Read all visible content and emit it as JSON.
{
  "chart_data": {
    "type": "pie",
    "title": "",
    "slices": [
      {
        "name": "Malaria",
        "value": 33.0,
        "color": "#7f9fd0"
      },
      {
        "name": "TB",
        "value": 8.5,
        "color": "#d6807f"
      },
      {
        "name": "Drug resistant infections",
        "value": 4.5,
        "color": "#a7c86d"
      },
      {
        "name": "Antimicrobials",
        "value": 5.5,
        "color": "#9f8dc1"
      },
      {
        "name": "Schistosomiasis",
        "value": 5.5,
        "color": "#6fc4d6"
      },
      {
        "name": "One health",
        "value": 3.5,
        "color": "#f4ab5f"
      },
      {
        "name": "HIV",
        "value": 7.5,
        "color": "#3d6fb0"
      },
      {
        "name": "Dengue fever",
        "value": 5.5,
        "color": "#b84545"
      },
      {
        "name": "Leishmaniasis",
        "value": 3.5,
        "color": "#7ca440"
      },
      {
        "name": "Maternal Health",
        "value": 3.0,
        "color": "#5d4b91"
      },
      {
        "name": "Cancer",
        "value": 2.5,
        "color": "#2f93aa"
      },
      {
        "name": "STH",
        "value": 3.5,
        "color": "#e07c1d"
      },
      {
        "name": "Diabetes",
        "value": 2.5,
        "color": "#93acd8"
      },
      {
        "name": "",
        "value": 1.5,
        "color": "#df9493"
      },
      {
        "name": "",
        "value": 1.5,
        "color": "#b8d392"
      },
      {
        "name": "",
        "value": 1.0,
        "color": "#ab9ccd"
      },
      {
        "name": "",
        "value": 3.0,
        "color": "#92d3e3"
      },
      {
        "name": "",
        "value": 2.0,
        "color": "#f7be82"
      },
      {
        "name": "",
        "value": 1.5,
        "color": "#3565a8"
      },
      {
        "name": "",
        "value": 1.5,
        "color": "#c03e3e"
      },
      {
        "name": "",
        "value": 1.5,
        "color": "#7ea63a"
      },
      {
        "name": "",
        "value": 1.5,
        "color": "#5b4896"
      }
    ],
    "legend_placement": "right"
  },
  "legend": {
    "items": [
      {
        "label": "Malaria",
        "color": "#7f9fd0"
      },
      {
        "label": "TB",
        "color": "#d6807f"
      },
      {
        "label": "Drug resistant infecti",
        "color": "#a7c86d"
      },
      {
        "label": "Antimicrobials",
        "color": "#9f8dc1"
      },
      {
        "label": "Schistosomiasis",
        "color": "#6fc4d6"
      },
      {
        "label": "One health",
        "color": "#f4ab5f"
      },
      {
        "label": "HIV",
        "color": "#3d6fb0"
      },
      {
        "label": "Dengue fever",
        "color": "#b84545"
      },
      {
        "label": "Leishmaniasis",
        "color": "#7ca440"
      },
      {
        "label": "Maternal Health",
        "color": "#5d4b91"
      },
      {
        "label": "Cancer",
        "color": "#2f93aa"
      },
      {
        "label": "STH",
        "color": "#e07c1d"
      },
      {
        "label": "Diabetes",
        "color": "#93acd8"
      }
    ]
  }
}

━━━━━━━━━━━━━━━━

* _Work to do_
Search the data for the string "resistant". List each line that has it.

* _Written solution_
        "name": "Drug resistant infections",
        "label": "Drug resistant infecti",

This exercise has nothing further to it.